- Direction:
Write the material out again in full, word for word. Do not include the pictures.

+ + +

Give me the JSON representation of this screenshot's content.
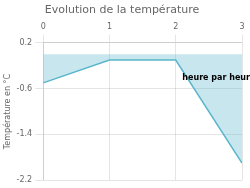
{
  "chart_data": {
    "type": "line",
    "title": "Evolution de la température",
    "ylabel": "Température en °C",
    "x": [
      0,
      1,
      2,
      3
    ],
    "values": [
      -0.5,
      -0.1,
      -0.1,
      -1.9
    ],
    "color": "#5ab5cc",
    "xlim": [
      0,
      3
    ],
    "ylim": [
      -2.2,
      0.2
    ],
    "xticks": [
      0,
      1,
      2,
      3
    ],
    "yticks": [
      0.2,
      -0.6,
      -1.4,
      -2.2
    ],
    "grid": true,
    "annotations": [
      {
        "text": "heure par heure",
        "x": 2.1,
        "y": -0.42
      }
    ]
  }
}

+ + +

- Exercise response:
Give me the JSON representation of this screenshot's content.
{
  "chart_data": {
    "type": "line",
    "title": "Evolution de la température",
    "ylabel": "Température en °C",
    "x": [
      0,
      1,
      2,
      3
    ],
    "values": [
      -0.5,
      -0.1,
      -0.1,
      -1.9
    ],
    "color": "#5ab5cc",
    "xlim": [
      0,
      3
    ],
    "ylim": [
      -2.2,
      0.2
    ],
    "xticks": [
      0,
      1,
      2,
      3
    ],
    "yticks": [
      0.2,
      -0.6,
      -1.4,
      -2.2
    ],
    "grid": true,
    "annotations": [
      {
        "text": "heure par heure",
        "x": 2.1,
        "y": -0.42
      }
    ]
  }
}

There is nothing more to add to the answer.